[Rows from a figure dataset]
•••••

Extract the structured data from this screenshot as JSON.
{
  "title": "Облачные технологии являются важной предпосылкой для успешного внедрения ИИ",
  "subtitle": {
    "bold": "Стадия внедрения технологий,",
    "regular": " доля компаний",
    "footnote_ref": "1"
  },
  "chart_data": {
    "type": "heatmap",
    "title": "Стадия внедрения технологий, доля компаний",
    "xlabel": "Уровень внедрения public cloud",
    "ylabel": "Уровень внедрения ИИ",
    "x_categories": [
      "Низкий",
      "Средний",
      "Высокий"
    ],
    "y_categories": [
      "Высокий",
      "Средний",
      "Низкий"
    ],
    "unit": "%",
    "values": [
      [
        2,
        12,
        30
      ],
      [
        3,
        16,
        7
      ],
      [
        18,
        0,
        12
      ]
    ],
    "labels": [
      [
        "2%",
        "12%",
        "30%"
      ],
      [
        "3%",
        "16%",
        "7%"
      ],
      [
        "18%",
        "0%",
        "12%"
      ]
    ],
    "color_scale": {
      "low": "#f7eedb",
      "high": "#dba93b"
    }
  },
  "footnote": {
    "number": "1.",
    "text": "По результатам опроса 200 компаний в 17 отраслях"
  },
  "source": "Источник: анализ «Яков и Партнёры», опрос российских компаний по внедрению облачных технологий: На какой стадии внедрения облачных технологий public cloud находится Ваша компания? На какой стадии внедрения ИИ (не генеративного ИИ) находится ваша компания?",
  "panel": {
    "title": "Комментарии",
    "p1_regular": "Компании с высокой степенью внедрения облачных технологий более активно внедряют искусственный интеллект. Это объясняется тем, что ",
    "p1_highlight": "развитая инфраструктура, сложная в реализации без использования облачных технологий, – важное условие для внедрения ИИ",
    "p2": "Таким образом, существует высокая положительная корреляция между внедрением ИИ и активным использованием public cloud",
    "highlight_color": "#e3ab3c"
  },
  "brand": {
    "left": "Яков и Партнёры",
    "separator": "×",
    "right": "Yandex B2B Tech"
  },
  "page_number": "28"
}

•••••

» **Exercise directions**
Output the whole listing above again, word for word.

» **Expected answer**
Extract the structured data from this screenshot as JSON.
{
  "title": "Облачные технологии являются важной предпосылкой для успешного внедрения ИИ",
  "subtitle": {
    "bold": "Стадия внедрения технологий,",
    "regular": " доля компаний",
    "footnote_ref": "1"
  },
  "chart_data": {
    "type": "heatmap",
    "title": "Стадия внедрения технологий, доля компаний",
    "xlabel": "Уровень внедрения public cloud",
    "ylabel": "Уровень внедрения ИИ",
    "x_categories": [
      "Низкий",
      "Средний",
      "Высокий"
    ],
    "y_categories": [
      "Высокий",
      "Средний",
      "Низкий"
    ],
    "unit": "%",
    "values": [
      [
        2,
        12,
        30
      ],
      [
        3,
        16,
        7
      ],
      [
        18,
        0,
        12
      ]
    ],
    "labels": [
      [
        "2%",
        "12%",
        "30%"
      ],
      [
        "3%",
        "16%",
        "7%"
      ],
      [
        "18%",
        "0%",
        "12%"
      ]
    ],
    "color_scale": {
      "low": "#f7eedb",
      "high": "#dba93b"
    }
  },
  "footnote": {
    "number": "1.",
    "text": "По результатам опроса 200 компаний в 17 отраслях"
  },
  "source": "Источник: анализ «Яков и Партнёры», опрос российских компаний по внедрению облачных технологий: На какой стадии внедрения облачных технологий public cloud находится Ваша компания? На какой стадии внедрения ИИ (не генеративного ИИ) находится ваша компания?",
  "panel": {
    "title": "Комментарии",
    "p1_regular": "Компании с высокой степенью внедрения облачных технологий более активно внедряют искусственный интеллект. Это объясняется тем, что ",
    "p1_highlight": "развитая инфраструктура, сложная в реализации без использования облачных технологий, – важное условие для внедрения ИИ",
    "p2": "Таким образом, существует высокая положительная корреляция между внедрением ИИ и активным использованием public cloud",
    "highlight_color": "#e3ab3c"
  },
  "brand": {
    "left": "Яков и Партнёры",
    "separator": "×",
    "right": "Yandex B2B Tech"
  },
  "page_number": "28"
}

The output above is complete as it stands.